[Records for this exercise — start]

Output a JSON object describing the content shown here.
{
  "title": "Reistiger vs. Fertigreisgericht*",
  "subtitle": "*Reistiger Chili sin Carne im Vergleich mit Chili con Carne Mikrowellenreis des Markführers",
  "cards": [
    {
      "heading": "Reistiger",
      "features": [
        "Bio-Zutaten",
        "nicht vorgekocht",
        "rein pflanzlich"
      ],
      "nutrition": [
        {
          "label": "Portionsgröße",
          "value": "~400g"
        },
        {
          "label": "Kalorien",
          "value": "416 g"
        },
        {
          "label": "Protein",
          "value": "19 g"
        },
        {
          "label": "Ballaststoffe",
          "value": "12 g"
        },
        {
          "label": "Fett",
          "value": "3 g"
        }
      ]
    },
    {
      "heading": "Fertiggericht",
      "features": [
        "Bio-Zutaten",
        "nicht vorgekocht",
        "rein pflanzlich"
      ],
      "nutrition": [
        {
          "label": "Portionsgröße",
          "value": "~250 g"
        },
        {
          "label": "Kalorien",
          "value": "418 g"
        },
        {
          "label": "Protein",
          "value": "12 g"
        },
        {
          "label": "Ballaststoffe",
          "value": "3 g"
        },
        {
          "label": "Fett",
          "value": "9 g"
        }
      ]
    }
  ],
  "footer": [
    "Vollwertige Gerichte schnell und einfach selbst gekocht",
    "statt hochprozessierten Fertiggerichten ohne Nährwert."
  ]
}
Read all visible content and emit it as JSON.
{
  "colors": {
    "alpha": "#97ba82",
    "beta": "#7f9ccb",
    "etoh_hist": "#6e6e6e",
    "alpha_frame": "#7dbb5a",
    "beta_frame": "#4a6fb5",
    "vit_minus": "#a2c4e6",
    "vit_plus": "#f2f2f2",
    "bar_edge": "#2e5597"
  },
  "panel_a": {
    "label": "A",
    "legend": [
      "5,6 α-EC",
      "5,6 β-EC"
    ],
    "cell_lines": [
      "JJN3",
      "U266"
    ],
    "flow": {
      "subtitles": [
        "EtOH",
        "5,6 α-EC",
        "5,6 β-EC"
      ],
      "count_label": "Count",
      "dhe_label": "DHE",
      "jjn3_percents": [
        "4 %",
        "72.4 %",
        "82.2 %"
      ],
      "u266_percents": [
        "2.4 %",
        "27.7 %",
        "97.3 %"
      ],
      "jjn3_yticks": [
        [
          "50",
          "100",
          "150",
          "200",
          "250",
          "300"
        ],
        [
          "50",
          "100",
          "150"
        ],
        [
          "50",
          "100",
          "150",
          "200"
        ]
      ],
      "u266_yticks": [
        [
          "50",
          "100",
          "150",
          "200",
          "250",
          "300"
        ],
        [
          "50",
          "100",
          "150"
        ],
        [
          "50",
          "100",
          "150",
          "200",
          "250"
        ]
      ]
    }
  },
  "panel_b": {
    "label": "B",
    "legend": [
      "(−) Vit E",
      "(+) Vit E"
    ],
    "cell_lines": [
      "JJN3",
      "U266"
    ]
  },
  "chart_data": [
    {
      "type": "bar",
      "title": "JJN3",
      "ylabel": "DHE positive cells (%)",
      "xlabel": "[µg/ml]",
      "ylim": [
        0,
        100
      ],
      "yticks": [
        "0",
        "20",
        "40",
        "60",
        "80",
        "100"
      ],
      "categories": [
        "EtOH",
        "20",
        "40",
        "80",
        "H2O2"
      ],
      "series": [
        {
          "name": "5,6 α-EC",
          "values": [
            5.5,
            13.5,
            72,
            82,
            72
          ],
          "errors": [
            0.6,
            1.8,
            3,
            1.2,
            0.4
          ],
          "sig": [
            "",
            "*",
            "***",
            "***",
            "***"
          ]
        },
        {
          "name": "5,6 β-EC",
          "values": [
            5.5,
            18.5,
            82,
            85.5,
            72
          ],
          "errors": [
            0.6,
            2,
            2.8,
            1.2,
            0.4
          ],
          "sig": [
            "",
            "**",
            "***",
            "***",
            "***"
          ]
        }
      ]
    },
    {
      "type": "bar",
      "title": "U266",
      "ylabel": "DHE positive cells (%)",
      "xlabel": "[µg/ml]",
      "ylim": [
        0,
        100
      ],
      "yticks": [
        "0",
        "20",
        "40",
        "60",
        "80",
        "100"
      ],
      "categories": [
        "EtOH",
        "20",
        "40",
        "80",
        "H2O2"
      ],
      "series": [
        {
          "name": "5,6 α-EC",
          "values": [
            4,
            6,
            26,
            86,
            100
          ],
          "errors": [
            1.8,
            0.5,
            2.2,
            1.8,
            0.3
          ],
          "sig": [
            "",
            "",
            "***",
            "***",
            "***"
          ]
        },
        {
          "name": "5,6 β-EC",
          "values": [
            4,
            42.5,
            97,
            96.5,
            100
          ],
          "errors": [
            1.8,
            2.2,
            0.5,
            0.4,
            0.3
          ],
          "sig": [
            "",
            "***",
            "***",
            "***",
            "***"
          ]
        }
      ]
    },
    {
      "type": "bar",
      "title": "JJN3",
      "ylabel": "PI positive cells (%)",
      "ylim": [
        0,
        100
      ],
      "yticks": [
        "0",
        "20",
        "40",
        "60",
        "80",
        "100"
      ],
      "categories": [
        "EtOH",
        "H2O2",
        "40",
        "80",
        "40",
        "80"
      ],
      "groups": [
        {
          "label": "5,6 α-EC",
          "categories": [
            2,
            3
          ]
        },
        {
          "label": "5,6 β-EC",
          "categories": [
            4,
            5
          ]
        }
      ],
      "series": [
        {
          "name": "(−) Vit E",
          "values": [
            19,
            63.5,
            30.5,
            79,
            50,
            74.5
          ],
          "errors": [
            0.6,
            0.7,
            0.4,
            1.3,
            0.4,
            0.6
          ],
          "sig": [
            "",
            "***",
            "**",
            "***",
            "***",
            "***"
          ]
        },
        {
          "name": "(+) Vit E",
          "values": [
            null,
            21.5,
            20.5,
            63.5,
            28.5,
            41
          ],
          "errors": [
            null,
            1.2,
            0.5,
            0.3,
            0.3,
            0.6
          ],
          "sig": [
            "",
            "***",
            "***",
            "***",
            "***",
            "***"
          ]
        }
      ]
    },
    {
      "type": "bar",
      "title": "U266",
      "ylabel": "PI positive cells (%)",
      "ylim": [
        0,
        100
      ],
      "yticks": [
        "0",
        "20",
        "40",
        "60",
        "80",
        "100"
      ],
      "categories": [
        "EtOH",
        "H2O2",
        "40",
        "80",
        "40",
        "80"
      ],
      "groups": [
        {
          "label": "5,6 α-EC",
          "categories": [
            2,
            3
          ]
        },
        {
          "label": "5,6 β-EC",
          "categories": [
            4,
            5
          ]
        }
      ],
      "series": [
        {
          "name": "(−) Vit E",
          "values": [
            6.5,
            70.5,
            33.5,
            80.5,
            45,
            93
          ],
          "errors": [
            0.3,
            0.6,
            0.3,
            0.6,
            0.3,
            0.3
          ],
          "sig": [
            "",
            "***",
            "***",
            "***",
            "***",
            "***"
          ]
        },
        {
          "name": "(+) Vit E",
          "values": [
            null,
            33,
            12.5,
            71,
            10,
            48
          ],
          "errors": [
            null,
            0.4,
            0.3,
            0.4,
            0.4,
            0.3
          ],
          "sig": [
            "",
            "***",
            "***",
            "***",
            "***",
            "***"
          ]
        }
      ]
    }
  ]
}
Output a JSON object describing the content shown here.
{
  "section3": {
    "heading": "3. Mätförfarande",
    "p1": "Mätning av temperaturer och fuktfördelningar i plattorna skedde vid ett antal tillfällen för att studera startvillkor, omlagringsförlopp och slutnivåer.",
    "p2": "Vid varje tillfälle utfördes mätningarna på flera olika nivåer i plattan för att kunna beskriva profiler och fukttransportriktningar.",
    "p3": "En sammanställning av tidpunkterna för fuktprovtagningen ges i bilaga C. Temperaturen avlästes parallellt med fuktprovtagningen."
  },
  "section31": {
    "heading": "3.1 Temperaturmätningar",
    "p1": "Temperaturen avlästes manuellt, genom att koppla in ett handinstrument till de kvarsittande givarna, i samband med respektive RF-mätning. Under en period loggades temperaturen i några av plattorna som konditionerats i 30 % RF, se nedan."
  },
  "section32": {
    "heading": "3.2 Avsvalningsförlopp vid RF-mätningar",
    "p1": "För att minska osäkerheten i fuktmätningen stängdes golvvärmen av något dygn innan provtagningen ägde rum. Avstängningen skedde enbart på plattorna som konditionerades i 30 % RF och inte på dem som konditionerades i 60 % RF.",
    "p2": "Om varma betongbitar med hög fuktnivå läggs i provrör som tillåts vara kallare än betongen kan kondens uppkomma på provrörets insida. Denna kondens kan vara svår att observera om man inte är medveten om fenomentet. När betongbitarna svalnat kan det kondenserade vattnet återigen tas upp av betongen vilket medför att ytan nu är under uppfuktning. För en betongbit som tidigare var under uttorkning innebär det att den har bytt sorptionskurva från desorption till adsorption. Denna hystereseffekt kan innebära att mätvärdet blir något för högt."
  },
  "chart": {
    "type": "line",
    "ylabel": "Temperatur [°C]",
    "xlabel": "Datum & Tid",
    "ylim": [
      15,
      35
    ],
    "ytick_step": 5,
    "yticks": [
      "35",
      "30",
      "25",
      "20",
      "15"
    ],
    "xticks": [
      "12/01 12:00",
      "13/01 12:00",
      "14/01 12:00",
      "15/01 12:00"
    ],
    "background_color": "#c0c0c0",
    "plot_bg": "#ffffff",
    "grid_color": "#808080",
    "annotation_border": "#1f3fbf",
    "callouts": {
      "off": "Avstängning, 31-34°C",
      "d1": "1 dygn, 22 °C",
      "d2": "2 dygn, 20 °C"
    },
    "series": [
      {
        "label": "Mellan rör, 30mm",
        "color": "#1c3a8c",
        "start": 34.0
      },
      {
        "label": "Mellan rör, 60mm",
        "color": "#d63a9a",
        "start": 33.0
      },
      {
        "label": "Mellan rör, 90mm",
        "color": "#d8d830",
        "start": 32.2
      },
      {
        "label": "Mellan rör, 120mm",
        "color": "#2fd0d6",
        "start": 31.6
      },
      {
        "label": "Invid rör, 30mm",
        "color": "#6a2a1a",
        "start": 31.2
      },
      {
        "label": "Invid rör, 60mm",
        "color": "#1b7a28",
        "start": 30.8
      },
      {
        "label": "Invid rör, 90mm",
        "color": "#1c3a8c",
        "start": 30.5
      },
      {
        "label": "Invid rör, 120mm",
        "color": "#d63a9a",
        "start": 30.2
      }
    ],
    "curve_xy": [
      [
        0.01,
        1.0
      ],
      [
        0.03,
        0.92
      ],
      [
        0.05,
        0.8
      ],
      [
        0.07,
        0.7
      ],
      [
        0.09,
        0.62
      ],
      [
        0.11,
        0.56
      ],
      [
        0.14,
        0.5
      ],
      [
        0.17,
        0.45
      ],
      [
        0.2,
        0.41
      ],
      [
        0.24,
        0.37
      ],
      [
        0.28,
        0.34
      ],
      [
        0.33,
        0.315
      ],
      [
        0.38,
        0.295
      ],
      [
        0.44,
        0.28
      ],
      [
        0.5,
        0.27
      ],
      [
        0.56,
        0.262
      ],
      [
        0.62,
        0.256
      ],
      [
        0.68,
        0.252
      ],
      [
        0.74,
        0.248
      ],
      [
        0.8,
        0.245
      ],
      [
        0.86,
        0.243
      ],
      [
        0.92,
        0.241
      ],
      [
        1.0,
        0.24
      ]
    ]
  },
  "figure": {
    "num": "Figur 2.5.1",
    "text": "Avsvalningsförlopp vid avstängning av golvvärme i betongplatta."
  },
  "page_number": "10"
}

[Records for this exercise — finish]

Which of the lines above include the word "Invid"? List those lines.

> Exercise result:
        "label": "Invid rör, 30mm",
        "label": "Invid rör, 60mm",
        "label": "Invid rör, 90mm",
        "label": "Invid rör, 120mm",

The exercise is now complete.